• ФРАГМЕНТ ДОКУМЕНТА:
------------------------
Третий Берлин, страна буржуазного отдохновения,– Вестен. Пышут рекламы кинотеатров. Хрустят автобусы. Ревут такси. Бегут дамы в шелках с хищно нарисованными лицами. Из кофеен рвутся фокстротами и чарльстонами скрипки. За витринами баров в качающихся фраках танцуют директора. И лакеи тонут щиколоткой в шерсти ковров. Женщины тут похожи на юношей. Юноши – на женщин. Гудки автомобилей – на вскрики кокоток. Вестей шутит всю ночь. Засыпая – к рассвету.
Четвертый Берлин, лагерь люмпов и банд,– Шойненфиртель – Сарайная четверть. Переулки тут черны, как в Африке. На Мюнцштрассе вас раздевают. На другой по дешевке одевают и дают паспорт любой державы. Здесь работа и день и ночь. На сухое и мокрое. Лица здесь решительны до криминальности. Проститутки, вышедшие в тираж, с опытом по бумажникам и порошкам. Коты у них молодые. Сходятся все у знаменитого Ризе – в "Zum guten Happen" * [* К "хорошему кусочку".] – сводчатой пивной, где не разберешь, кто бандит, кто шпицель **. [* Сыщик.] И где во время танца легко вставляют перо в бок.
Днем друг друга ненавидящие люди четырех Берлинов – сходятся в Центрум. Работать и проклинать. Служить и молчать. Говорить и наживать. Взламывать и убивать. Все же вместе называется "человеческой кооперацией".
Обломки «Татьяны»
У Шарлоттенбургского вокзала собирались русские студенты в ресторане фрау Дурас. Звенели трамваи. Гудели городские поезда. В подземные станции спешили деловые немцы. Город желтел фонарями. А у фрау Дурас – традиционные вечеринки. Стены разрисованы самоварами и чайниками. Электрические груши полузаглушены бумагой. Под ними празднуют старую Татьяну 51 пивом и коньяком студенты, за пять лет побывавшие на всех фронтах.
Быстры, как волны,
Дни нашей жизни 52.
Этот мотив не забыли студенты. Но воспоминанья – смутны. Свирепость профессора Петражицкого, анекдоты о профессоре Озерове, столовая на Моховой и римское право утонули в смертях, боях и ранениях. Остались только мотивы. И песня старого студенчества:
Нас крышкой закроют. Гвоздями забьют,
путаясь с "Марш вперед, трубят в поход!" – замирает.
------------------------
• ПЕРЕЧЕНЬ:

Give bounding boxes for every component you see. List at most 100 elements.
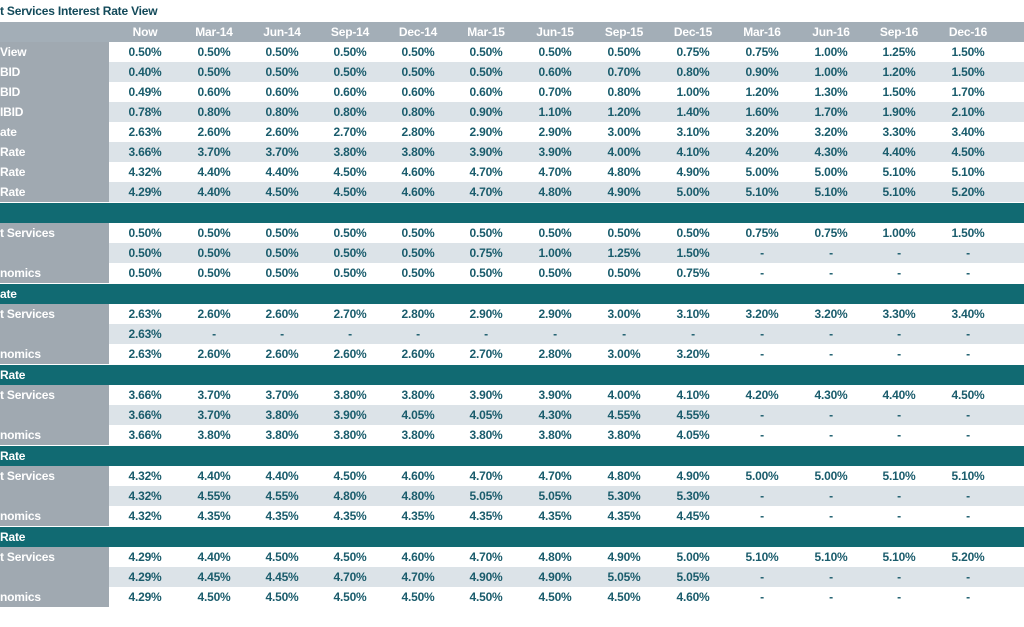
table-cell: 4.50% xyxy=(333,185,367,199)
table-cell: 4.20% xyxy=(745,388,779,402)
section-band: Rate xyxy=(0,527,1024,547)
table-cell: - xyxy=(966,570,970,584)
table-cell: 3.80% xyxy=(333,145,367,159)
table-cell: 1.90% xyxy=(882,105,916,119)
table-cell: 4.40% xyxy=(882,145,916,159)
table-cell: 1.40% xyxy=(676,105,710,119)
table-cell: 0.50% xyxy=(197,266,231,280)
summary-row: BID 0.49% 0.60% 0.60% 0.60% 0.60% 0.60% 0.70% 0.… xyxy=(0,82,1024,102)
table-cell: 2.80% xyxy=(401,125,435,139)
table-cell: 4.90% xyxy=(469,570,503,584)
table-cell: 0.60% xyxy=(197,85,231,99)
table-cell: 5.10% xyxy=(814,550,848,564)
table-cell: - xyxy=(416,327,420,341)
table-cell: 0.90% xyxy=(469,105,503,119)
table-cell: 4.60% xyxy=(401,185,435,199)
table-cell: - xyxy=(829,327,833,341)
table-cell: 4.80% xyxy=(538,550,572,564)
table-cell: 0.50% xyxy=(333,246,367,260)
column-header: Dec-15 xyxy=(673,25,713,39)
table-cell: - xyxy=(829,590,833,604)
table-cell: 4.32% xyxy=(128,509,162,523)
table-cell: 3.90% xyxy=(333,408,367,422)
table-cell: 4.35% xyxy=(607,509,641,523)
table-cell: 4.60% xyxy=(401,165,435,179)
table-cell: 5.10% xyxy=(882,469,916,483)
table-cell: 4.20% xyxy=(745,145,779,159)
table-cell: - xyxy=(760,509,764,523)
table-cell: 3.00% xyxy=(607,347,641,361)
table-cell: 2.60% xyxy=(265,125,299,139)
table-cell: 0.80% xyxy=(333,105,367,119)
table-cell: 2.70% xyxy=(469,347,503,361)
table-cell: 0.50% xyxy=(469,266,503,280)
table-cell: 4.35% xyxy=(401,509,435,523)
table-cell: 3.70% xyxy=(197,145,231,159)
table-cell: - xyxy=(760,590,764,604)
table-cell: 5.30% xyxy=(607,489,641,503)
table-cell: - xyxy=(553,327,557,341)
table-cell: 5.00% xyxy=(814,165,848,179)
table-cell: 4.70% xyxy=(538,165,572,179)
table-cell: 0.80% xyxy=(197,105,231,119)
table-cell: 4.60% xyxy=(401,469,435,483)
row-label: Rate xyxy=(0,182,109,202)
table-cell: 3.10% xyxy=(676,125,710,139)
table-cell: 2.70% xyxy=(333,307,367,321)
table-cell: 3.80% xyxy=(469,428,503,442)
table-cell: 5.05% xyxy=(607,570,641,584)
table-cell: 4.70% xyxy=(469,185,503,199)
table-cell: 4.29% xyxy=(128,185,162,199)
table-cell: - xyxy=(897,509,901,523)
table-cell: 3.20% xyxy=(814,125,848,139)
table-cell: 3.80% xyxy=(333,428,367,442)
table-cell: - xyxy=(484,327,488,341)
table-cell: 4.50% xyxy=(333,469,367,483)
table-cell: 4.40% xyxy=(197,550,231,564)
table-cell: 4.40% xyxy=(197,185,231,199)
table-cell: 4.70% xyxy=(333,570,367,584)
table-cell: 0.50% xyxy=(607,226,641,240)
table-cell: 4.90% xyxy=(676,165,710,179)
table-cell: 2.63% xyxy=(128,125,162,139)
forecast-row: t Services 2.63% 2.60% 2.60% 2.70% 2.80% 2.90%… xyxy=(0,304,1024,324)
section-title xyxy=(0,203,109,223)
table-cell: 3.80% xyxy=(401,388,435,402)
table-cell: 4.50% xyxy=(951,145,985,159)
column-header: Jun-14 xyxy=(263,25,301,39)
table-cell: 4.70% xyxy=(469,550,503,564)
table-cell: 2.63% xyxy=(128,347,162,361)
table-cell: 5.20% xyxy=(951,550,985,564)
row-label: nomics xyxy=(0,263,109,283)
summary-row: BID 0.40% 0.50% 0.50% 0.50% 0.50% 0.50% 0.60% 0.… xyxy=(0,62,1024,82)
table-cell: - xyxy=(897,590,901,604)
table-cell: - xyxy=(966,428,970,442)
table-cell: 2.60% xyxy=(197,125,231,139)
row-label: Rate xyxy=(0,162,109,182)
column-header: Sep-16 xyxy=(879,25,919,39)
column-header-row: Now Mar-14 Jun-14 Sep-14 Dec-14 Mar-15 Jun-15 S… xyxy=(0,22,1024,42)
table-cell: 4.40% xyxy=(265,165,299,179)
table-cell: 3.80% xyxy=(607,428,641,442)
table-cell: 3.40% xyxy=(951,125,985,139)
table-cell: 3.00% xyxy=(607,307,641,321)
table-cell: 4.50% xyxy=(401,590,435,604)
table-cell: 4.50% xyxy=(538,590,572,604)
table-cell: 0.50% xyxy=(607,266,641,280)
table-cell: 3.30% xyxy=(882,125,916,139)
table-cell: 4.35% xyxy=(333,509,367,523)
table-cell: 5.10% xyxy=(814,185,848,199)
table-cell: 0.50% xyxy=(469,45,503,59)
table-cell: 3.40% xyxy=(951,307,985,321)
table-cell: 2.90% xyxy=(538,307,572,321)
table-cell: 3.20% xyxy=(745,307,779,321)
column-header: Dec-16 xyxy=(948,25,988,39)
forecast-row: nomics 4.32% 4.35% 4.35% 4.35% 4.35% 4.35% 4.35… xyxy=(0,506,1024,526)
table-cell: 5.00% xyxy=(676,550,710,564)
row-label: Rate xyxy=(0,142,109,162)
table-cell: 4.00% xyxy=(607,388,641,402)
table-cell: 2.10% xyxy=(951,105,985,119)
table-cell: 4.35% xyxy=(469,509,503,523)
table-cell: 0.60% xyxy=(401,85,435,99)
table-cell: 0.75% xyxy=(469,246,503,260)
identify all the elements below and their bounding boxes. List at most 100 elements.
------------------------
• ПЕРЕЧЕНЬ ЗАДАНИЙ:
- A) Согласно тексту о Берлине, где собирались русские студенты?
- B) Выпишите из текста о Берлине всё, начиная со слов «У Шарлоттенбургского вокзала» и вплоть до слов «на всех фронтах.».
Записи здесь никакой роли не играют.

• ОТВЕТЫ К ЗАДАНИЯМ:
- A) В ресторане фрау Дурас у Шарлоттенбургского вокзала.

- B)
У Шарлоттенбургского вокзала собирались русские студенты в ресторане фрау Дурас. Звенели трамваи. Гудели городские поезда. В подземные станции спешили деловые немцы. Город желтел фонарями. А у фрау Дурас – традиционные вечеринки. Стены разрисованы самоварами и чайниками. Электрические груши полузаглушены бумагой. Под ними празднуют старую Татьяну 51 пивом и коньяком студенты, за пять лет побывавшие на всех фронтах.